Records contained in a dataset

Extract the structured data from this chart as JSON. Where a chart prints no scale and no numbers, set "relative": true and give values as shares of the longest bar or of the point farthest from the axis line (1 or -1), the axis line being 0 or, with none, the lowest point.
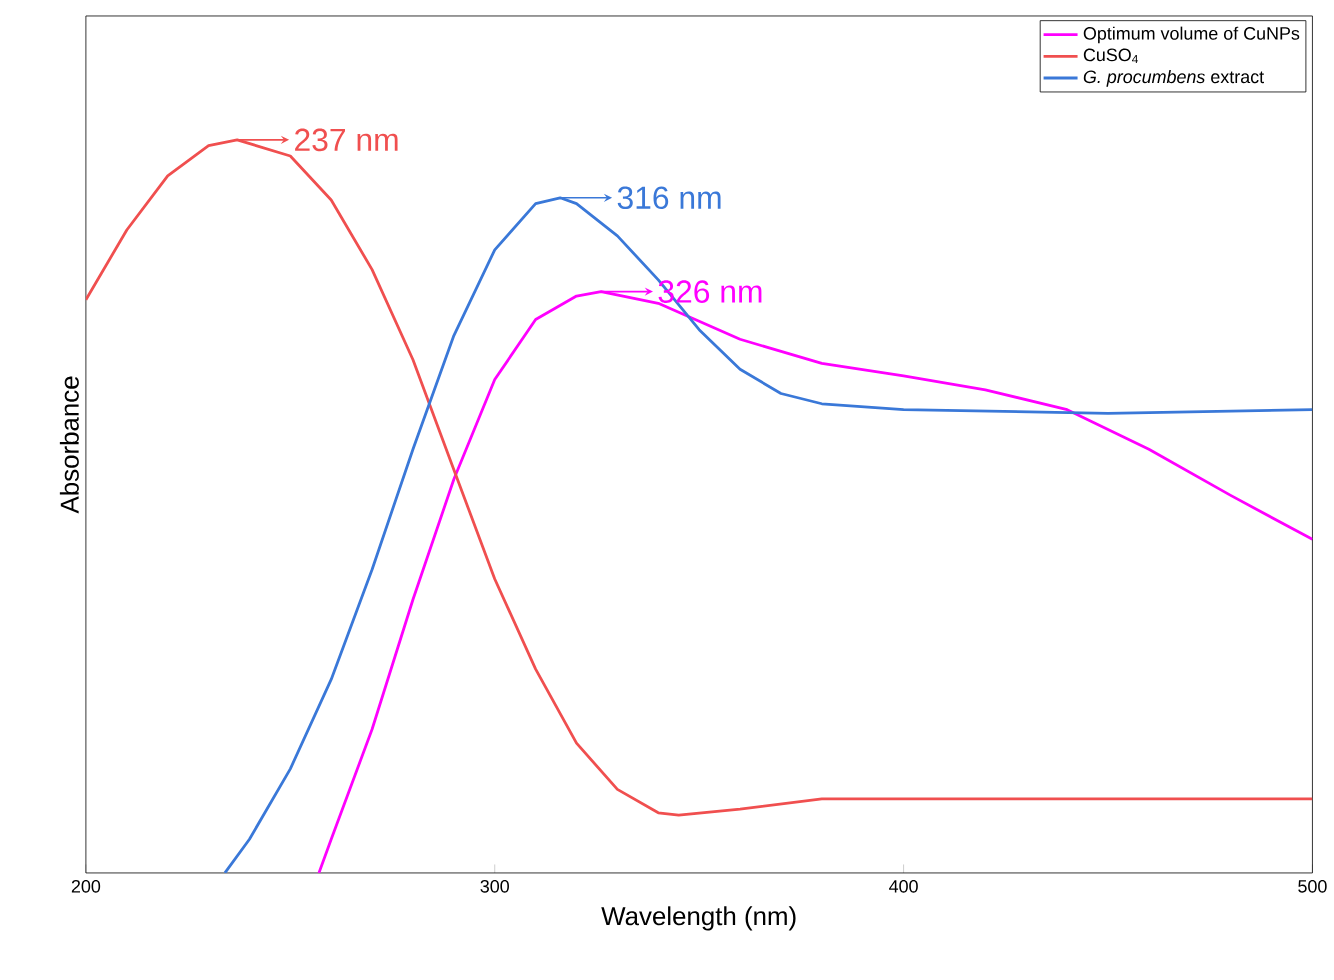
{
  "chart_data": {
    "type": "line",
    "relative": true,
    "xlabel": "Wavelength (nm)",
    "ylabel": "Absorbance",
    "xlim": [
      200,
      500
    ],
    "xticks": [
      200,
      300,
      400,
      500
    ],
    "grid": false,
    "legend": "top right",
    "marker": "none",
    "line_style": "solid",
    "series": [
      {
        "name": "Optimum volume of CuNPs",
        "color": "#ff00ff",
        "x": [
          257,
          260,
          270,
          280,
          290,
          300,
          310,
          320,
          326,
          340,
          360,
          380,
          400,
          420,
          440,
          460,
          480,
          500
        ],
        "values": [
          0,
          0.046,
          0.196,
          0.373,
          0.537,
          0.673,
          0.755,
          0.787,
          0.793,
          0.777,
          0.728,
          0.695,
          0.678,
          0.659,
          0.632,
          0.578,
          0.515,
          0.455
        ]
      },
      {
        "name": "CuSO$_{4}$",
        "color": "#f04f4f",
        "x": [
          200,
          210,
          220,
          230,
          237,
          250,
          260,
          270,
          280,
          290,
          300,
          310,
          320,
          330,
          340,
          345,
          360,
          380,
          400,
          450,
          500
        ],
        "values": [
          0.782,
          0.877,
          0.951,
          0.992,
          1.0,
          0.978,
          0.918,
          0.823,
          0.7,
          0.55,
          0.401,
          0.278,
          0.177,
          0.114,
          0.082,
          0.079,
          0.087,
          0.101,
          0.101,
          0.101,
          0.101
        ]
      },
      {
        "name": "*G. procumbens* extract",
        "color": "#3a78d8",
        "x": [
          234,
          240,
          250,
          260,
          270,
          280,
          290,
          300,
          310,
          316,
          320,
          330,
          340,
          350,
          360,
          370,
          380,
          400,
          450,
          500
        ],
        "values": [
          0,
          0.046,
          0.142,
          0.264,
          0.414,
          0.578,
          0.733,
          0.85,
          0.913,
          0.921,
          0.913,
          0.869,
          0.809,
          0.741,
          0.687,
          0.654,
          0.64,
          0.632,
          0.627,
          0.632
        ]
      }
    ],
    "annotations": [
      {
        "text": "237 nm",
        "x": 237,
        "y": 1.0
      },
      {
        "text": "316 nm",
        "x": 316,
        "y": 0.921
      },
      {
        "text": "326 nm",
        "x": 326,
        "y": 0.793
      }
    ]
  }
}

Set task
Repeat all of the records verbatim, leaving out the pictures.

Output below
Extract the structured data from this chart as JSON. Where a chart prints no scale and no numbers, set "relative": true and give values as shares of the longest bar or of the point farthest from the axis line (1 or -1), the axis line being 0 or, with none, the lowest point.
{
  "chart_data": {
    "type": "line",
    "relative": true,
    "xlabel": "Wavelength (nm)",
    "ylabel": "Absorbance",
    "xlim": [
      200,
      500
    ],
    "xticks": [
      200,
      300,
      400,
      500
    ],
    "grid": false,
    "legend": "top right",
    "marker": "none",
    "line_style": "solid",
    "series": [
      {
        "name": "Optimum volume of CuNPs",
        "color": "#ff00ff",
        "x": [
          257,
          260,
          270,
          280,
          290,
          300,
          310,
          320,
          326,
          340,
          360,
          380,
          400,
          420,
          440,
          460,
          480,
          500
        ],
        "values": [
          0,
          0.046,
          0.196,
          0.373,
          0.537,
          0.673,
          0.755,
          0.787,
          0.793,
          0.777,
          0.728,
          0.695,
          0.678,
          0.659,
          0.632,
          0.578,
          0.515,
          0.455
        ]
      },
      {
        "name": "CuSO$_{4}$",
        "color": "#f04f4f",
        "x": [
          200,
          210,
          220,
          230,
          237,
          250,
          260,
          270,
          280,
          290,
          300,
          310,
          320,
          330,
          340,
          345,
          360,
          380,
          400,
          450,
          500
        ],
        "values": [
          0.782,
          0.877,
          0.951,
          0.992,
          1.0,
          0.978,
          0.918,
          0.823,
          0.7,
          0.55,
          0.401,
          0.278,
          0.177,
          0.114,
          0.082,
          0.079,
          0.087,
          0.101,
          0.101,
          0.101,
          0.101
        ]
      },
      {
        "name": "*G. procumbens* extract",
        "color": "#3a78d8",
        "x": [
          234,
          240,
          250,
          260,
          270,
          280,
          290,
          300,
          310,
          316,
          320,
          330,
          340,
          350,
          360,
          370,
          380,
          400,
          450,
          500
        ],
        "values": [
          0,
          0.046,
          0.142,
          0.264,
          0.414,
          0.578,
          0.733,
          0.85,
          0.913,
          0.921,
          0.913,
          0.869,
          0.809,
          0.741,
          0.687,
          0.654,
          0.64,
          0.632,
          0.627,
          0.632
        ]
      }
    ],
    "annotations": [
      {
        "text": "237 nm",
        "x": 237,
        "y": 1.0
      },
      {
        "text": "316 nm",
        "x": 316,
        "y": 0.921
      },
      {
        "text": "326 nm",
        "x": 326,
        "y": 0.793
      }
    ]
  }
}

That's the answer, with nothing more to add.